All the records that follow need to be reproduced exactly. Omit the images.

DATASET EXCERPTS:
________________
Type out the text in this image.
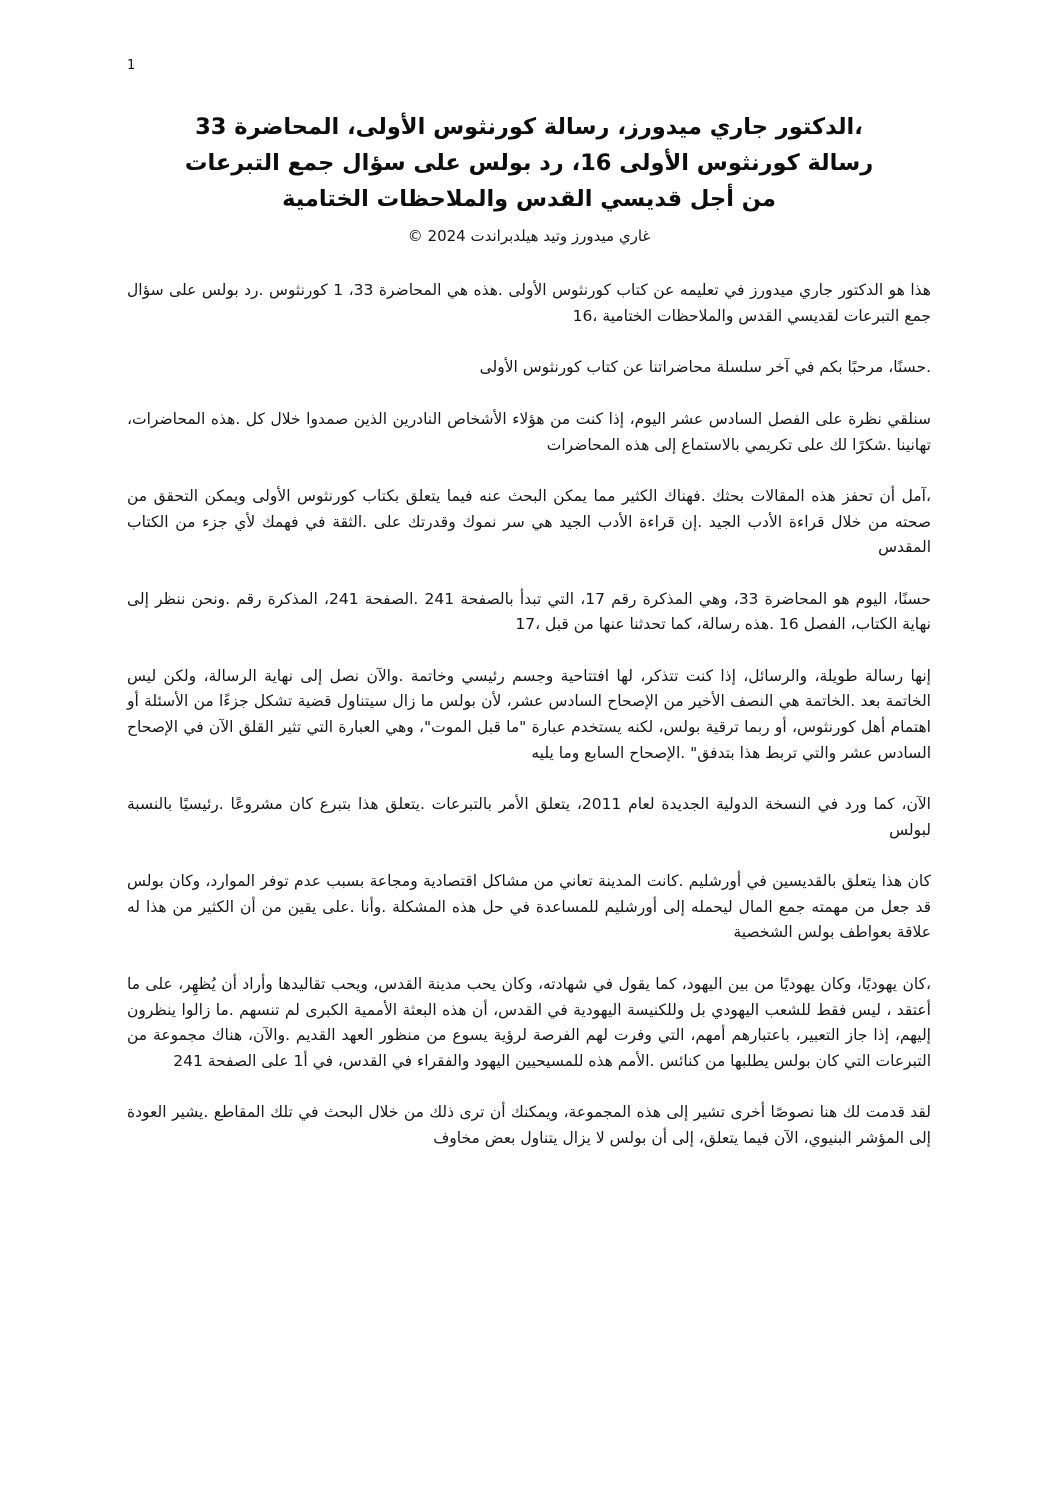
1
،الدكتور جاري ميدورز، رسالة كورنثوس الأولى، المحاضرة 33
رسالة كورنثوس الأولى 16، رد بولس على سؤال جمع التبرعات
من أجل قديسي القدس والملاحظات الختامية
غاري ميدورز وتيد هيلدبراندت 2024 ©

هذا هو الدكتور جاري ميدورز في تعليمه عن كتاب كورنثوس الأولى .هذه هي المحاضرة 33، 1 كورنثوس .رد بولس على سؤال جمع التبرعات لقديسي القدس والملاحظات الختامية ،16

.حسنًا، مرحبًا بكم في آخر سلسلة محاضراتنا عن كتاب كورنثوس الأولى

سنلقي نظرة على الفصل السادس عشر اليوم، إذا كنت من هؤلاء الأشخاص النادرين الذين صمدوا خلال كل .هذه المحاضرات، تهانينا .شكرًا لك على تكريمي بالاستماع إلى هذه المحاضرات

،آمل أن تحفز هذه المقالات بحثك .فهناك الكثير مما يمكن البحث عنه فيما يتعلق بكتاب كورنثوس الأولى ويمكن التحقق من صحته من خلال قراءة الأدب الجيد .إن قراءة الأدب الجيد هي سر نموك وقدرتك على .الثقة في فهمك لأي جزء من الكتاب المقدس

حسنًا، اليوم هو المحاضرة 33، وهي المذكرة رقم 17، التي تبدأ بالصفحة 241 .الصفحة 241، المذكرة رقم .ونحن ننظر إلى نهاية الكتاب، الفصل 16 .هذه رسالة، كما تحدثنا عنها من قبل ،17

إنها رسالة طويلة، والرسائل، إذا كنت تتذكر، لها افتتاحية وجسم رئيسي وخاتمة .والآن نصل إلى نهاية الرسالة، ولكن ليس الخاتمة بعد .الخاتمة هي النصف الأخير من الإصحاح السادس عشر، لأن بولس ما زال سيتناول قضية تشكل جزءًا من الأسئلة أو اهتمام أهل كورنثوس، أو ربما ترقية بولس، لكنه يستخدم عبارة "ما قبل الموت"، وهي العبارة التي تثير القلق الآن في الإصحاح السادس عشر والتي تربط هذا بتدفق" .الإصحاح السابع وما يليه

الآن، كما ورد في النسخة الدولية الجديدة لعام 2011، يتعلق الأمر بالتبرعات .يتعلق هذا بتبرع كان مشروعًا .رئيسيًا بالنسبة لبولس

كان هذا يتعلق بالقديسين في أورشليم .كانت المدينة تعاني من مشاكل اقتصادية ومجاعة بسبب عدم توفر الموارد، وكان بولس قد جعل من مهمته جمع المال ليحمله إلى أورشليم للمساعدة في حل هذه المشكلة .وأنا .على يقين من أن الكثير من هذا له علاقة بعواطف بولس الشخصية

،كان يهوديًا، وكان يهوديًا من بين اليهود، كما يقول في شهادته، وكان يحب مدينة القدس، ويحب تقاليدها وأراد أن يُظهِر، على ما أعتقد ، ليس فقط للشعب اليهودي بل وللكنيسة اليهودية في القدس، أن هذه البعثة الأممية الكبرى لم تنسهم .ما زالوا ينظرون إليهم، إذا جاز التعبير، باعتبارهم أمهم، التي وفرت لهم الفرصة لرؤية يسوع من منظور العهد القديم .والآن، هناك مجموعة من التبرعات التي كان بولس يطلبها من كنائس .الأمم هذه للمسيحيين اليهود والفقراء في القدس، في أ1 على الصفحة 241

لقد قدمت لك هنا نصوصًا أخرى تشير إلى هذه المجموعة، ويمكنك أن ترى ذلك من خلال البحث في تلك المقاطع .يشير العودة إلى المؤشر البنيوي، الآن فيما يتعلق، إلى أن بولس لا يزال يتناول بعض مخاوف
________________
RESULT OF THIS TASK:
Type out the text in this image.
1
،الدكتور جاري ميدورز، رسالة كورنثوس الأولى، المحاضرة 33
رسالة كورنثوس الأولى 16، رد بولس على سؤال جمع التبرعات
من أجل قديسي القدس والملاحظات الختامية
غاري ميدورز وتيد هيلدبراندت 2024 ©

هذا هو الدكتور جاري ميدورز في تعليمه عن كتاب كورنثوس الأولى .هذه هي المحاضرة 33، 1 كورنثوس .رد بولس على سؤال جمع التبرعات لقديسي القدس والملاحظات الختامية ،16

.حسنًا، مرحبًا بكم في آخر سلسلة محاضراتنا عن كتاب كورنثوس الأولى

سنلقي نظرة على الفصل السادس عشر اليوم، إذا كنت من هؤلاء الأشخاص النادرين الذين صمدوا خلال كل .هذه المحاضرات، تهانينا .شكرًا لك على تكريمي بالاستماع إلى هذه المحاضرات

،آمل أن تحفز هذه المقالات بحثك .فهناك الكثير مما يمكن البحث عنه فيما يتعلق بكتاب كورنثوس الأولى ويمكن التحقق من صحته من خلال قراءة الأدب الجيد .إن قراءة الأدب الجيد هي سر نموك وقدرتك على .الثقة في فهمك لأي جزء من الكتاب المقدس

حسنًا، اليوم هو المحاضرة 33، وهي المذكرة رقم 17، التي تبدأ بالصفحة 241 .الصفحة 241، المذكرة رقم .ونحن ننظر إلى نهاية الكتاب، الفصل 16 .هذه رسالة، كما تحدثنا عنها من قبل ،17

إنها رسالة طويلة، والرسائل، إذا كنت تتذكر، لها افتتاحية وجسم رئيسي وخاتمة .والآن نصل إلى نهاية الرسالة، ولكن ليس الخاتمة بعد .الخاتمة هي النصف الأخير من الإصحاح السادس عشر، لأن بولس ما زال سيتناول قضية تشكل جزءًا من الأسئلة أو اهتمام أهل كورنثوس، أو ربما ترقية بولس، لكنه يستخدم عبارة "ما قبل الموت"، وهي العبارة التي تثير القلق الآن في الإصحاح السادس عشر والتي تربط هذا بتدفق" .الإصحاح السابع وما يليه

الآن، كما ورد في النسخة الدولية الجديدة لعام 2011، يتعلق الأمر بالتبرعات .يتعلق هذا بتبرع كان مشروعًا .رئيسيًا بالنسبة لبولس

كان هذا يتعلق بالقديسين في أورشليم .كانت المدينة تعاني من مشاكل اقتصادية ومجاعة بسبب عدم توفر الموارد، وكان بولس قد جعل من مهمته جمع المال ليحمله إلى أورشليم للمساعدة في حل هذه المشكلة .وأنا .على يقين من أن الكثير من هذا له علاقة بعواطف بولس الشخصية

،كان يهوديًا، وكان يهوديًا من بين اليهود، كما يقول في شهادته، وكان يحب مدينة القدس، ويحب تقاليدها وأراد أن يُظهِر، على ما أعتقد ، ليس فقط للشعب اليهودي بل وللكنيسة اليهودية في القدس، أن هذه البعثة الأممية الكبرى لم تنسهم .ما زالوا ينظرون إليهم، إذا جاز التعبير، باعتبارهم أمهم، التي وفرت لهم الفرصة لرؤية يسوع من منظور العهد القديم .والآن، هناك مجموعة من التبرعات التي كان بولس يطلبها من كنائس .الأمم هذه للمسيحيين اليهود والفقراء في القدس، في أ1 على الصفحة 241

لقد قدمت لك هنا نصوصًا أخرى تشير إلى هذه المجموعة، ويمكنك أن ترى ذلك من خلال البحث في تلك المقاطع .يشير العودة إلى المؤشر البنيوي، الآن فيما يتعلق، إلى أن بولس لا يزال يتناول بعض مخاوف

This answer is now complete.